Given problem
Find each line below containing the word "Select", where case must match, and copy those lines in full.

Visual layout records

--

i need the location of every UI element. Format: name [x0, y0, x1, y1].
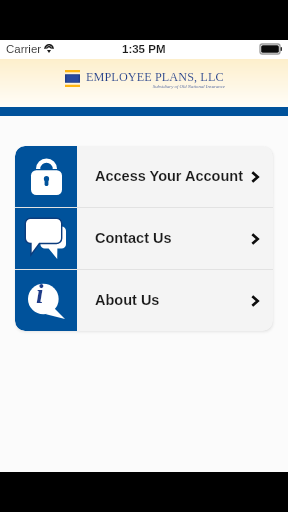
staticText: EMPLOYEE PLANS, LLC: [86, 70, 224, 84]
staticText: Access Your Account: [95, 168, 244, 184]
staticText: Contact Us: [95, 230, 172, 246]
staticText: Subsidiary of Old National Insurance: [86, 84, 225, 89]
staticText: 1:35 PM: [122, 43, 166, 56]
staticText: Carrier: [6, 43, 42, 56]
button[interactable]: Contact Us: [15, 208, 273, 269]
staticText: i: [36, 279, 44, 309]
button[interactable]: Access Your Account: [15, 146, 273, 207]
button[interactable]: i: [15, 270, 273, 331]
staticText: About Us: [95, 292, 160, 308]
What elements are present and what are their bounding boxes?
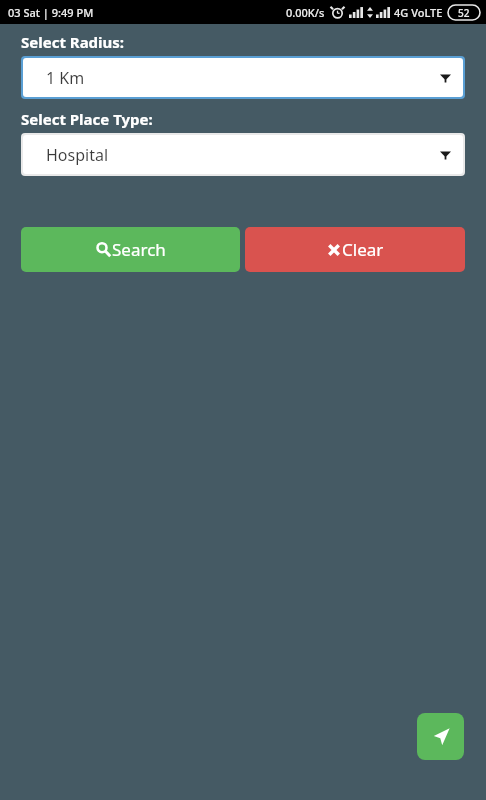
staticText: 03 Sat | 9:49 PM: [8, 5, 94, 20]
staticText: 52: [458, 6, 470, 20]
staticText: 0.00K/s: [286, 5, 325, 20]
staticText: Hospital: [46, 144, 109, 166]
staticText: 1 Km: [46, 67, 85, 89]
staticText: Clear: [342, 238, 384, 261]
staticText: Select Radius:: [21, 32, 125, 52]
button[interactable]: 1 Km: [23, 58, 463, 97]
button[interactable]: My location: [417, 713, 464, 760]
staticText: 4G VoLTE: [394, 5, 443, 20]
staticText: Select Place Type:: [21, 109, 153, 129]
button[interactable]: Search: [21, 227, 240, 272]
staticText: Search: [112, 238, 166, 261]
button[interactable]: Clear: [245, 227, 465, 272]
button[interactable]: Hospital: [23, 135, 463, 174]
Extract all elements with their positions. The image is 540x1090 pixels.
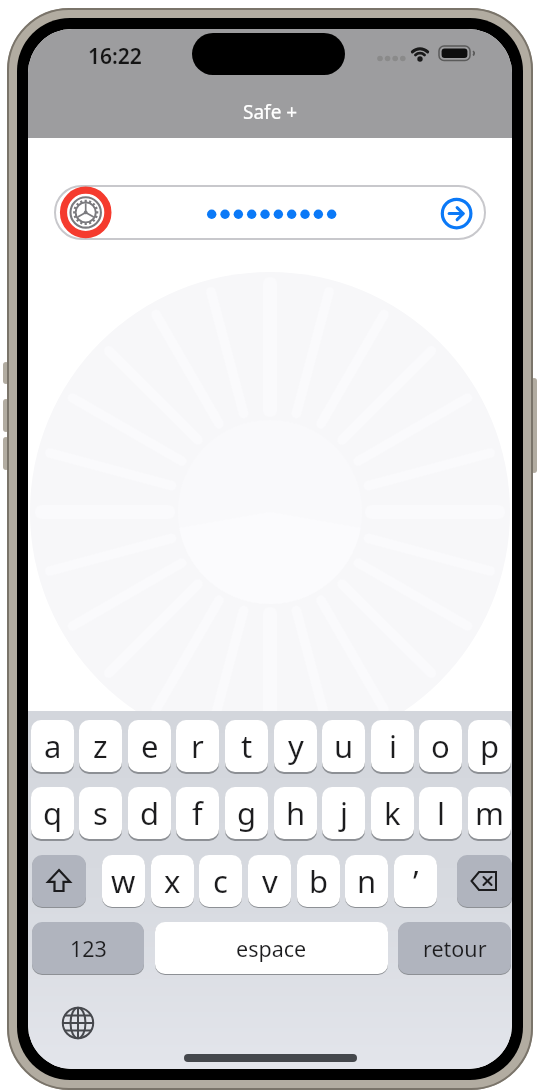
staticText: v (262, 860, 278, 902)
button[interactable]: y (274, 720, 317, 772)
staticText: u (334, 725, 354, 767)
button[interactable]: h (274, 787, 317, 839)
button[interactable]: t (225, 720, 268, 772)
staticText: n (357, 860, 377, 902)
button[interactable]: l (419, 787, 462, 839)
button[interactable]: e (128, 720, 171, 772)
button[interactable]: s (79, 787, 122, 839)
button[interactable]: q (31, 787, 74, 839)
button[interactable] (457, 855, 512, 907)
staticText: l (437, 792, 445, 834)
staticText: k (384, 792, 401, 834)
button[interactable]: z (79, 720, 122, 772)
staticText: z (93, 725, 108, 767)
staticText: s (93, 792, 108, 834)
staticText: w (111, 860, 136, 902)
staticText: y (288, 725, 304, 767)
button[interactable] (32, 855, 86, 907)
staticText: g (237, 792, 257, 834)
button[interactable]: f (176, 787, 219, 839)
staticText: t (241, 725, 253, 767)
staticText: i (389, 725, 397, 767)
button[interactable]: d (128, 787, 171, 839)
staticText: espace (236, 934, 307, 963)
button[interactable]: c (199, 855, 242, 907)
staticText: 16:22 (88, 42, 142, 71)
button[interactable]: p (468, 720, 511, 772)
staticText: ’ (413, 860, 419, 902)
button[interactable]: g (225, 787, 268, 839)
button[interactable]: retour (398, 922, 511, 974)
staticText: 123 (70, 934, 107, 963)
button[interactable]: ’ (394, 855, 437, 907)
staticText: retour (423, 934, 487, 963)
button[interactable]: k (371, 787, 414, 839)
button[interactable]: m (468, 787, 511, 839)
staticText: c (213, 860, 228, 902)
staticText: h (286, 792, 306, 834)
button[interactable] (54, 185, 486, 240)
button[interactable]: w (102, 855, 145, 907)
staticText: x (164, 860, 181, 902)
button[interactable]: o (419, 720, 462, 772)
button[interactable]: j (322, 787, 365, 839)
button[interactable]: v (248, 855, 291, 907)
button[interactable]: 123 (32, 922, 144, 974)
staticText: p (480, 725, 500, 767)
staticText: m (475, 792, 504, 834)
button[interactable]: a (31, 720, 74, 772)
button[interactable] (60, 1005, 96, 1041)
staticText: q (43, 792, 63, 834)
button[interactable]: u (322, 720, 365, 772)
button[interactable]: b (297, 855, 340, 907)
button[interactable]: n (345, 855, 388, 907)
button[interactable]: espace (155, 922, 388, 974)
staticText: a (44, 725, 62, 767)
staticText: f (192, 792, 203, 834)
staticText: b (309, 860, 329, 902)
staticText: r (191, 725, 204, 767)
staticText: o (431, 725, 450, 767)
staticText: j (340, 792, 348, 834)
button[interactable]: x (151, 855, 194, 907)
button[interactable]: r (176, 720, 219, 772)
button[interactable]: i (371, 720, 414, 772)
staticText: e (141, 725, 159, 767)
staticText: d (140, 792, 160, 834)
staticText: Safe + (243, 99, 298, 125)
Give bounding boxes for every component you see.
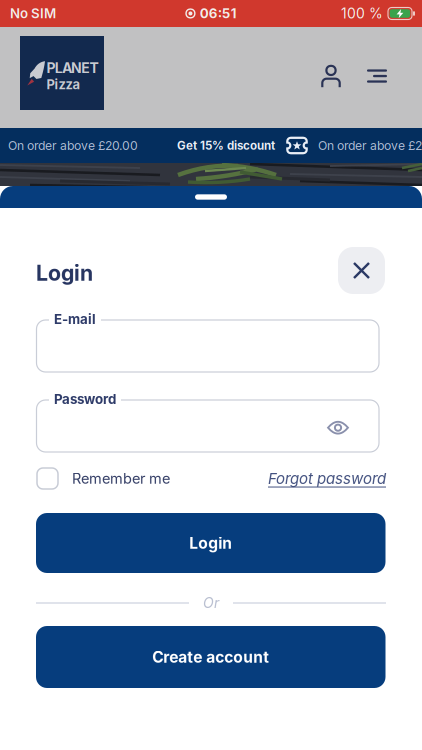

--

In response
staticText: Select Radius:: [21, 32, 125, 52]
staticText: Select Place Type:: [21, 109, 153, 129]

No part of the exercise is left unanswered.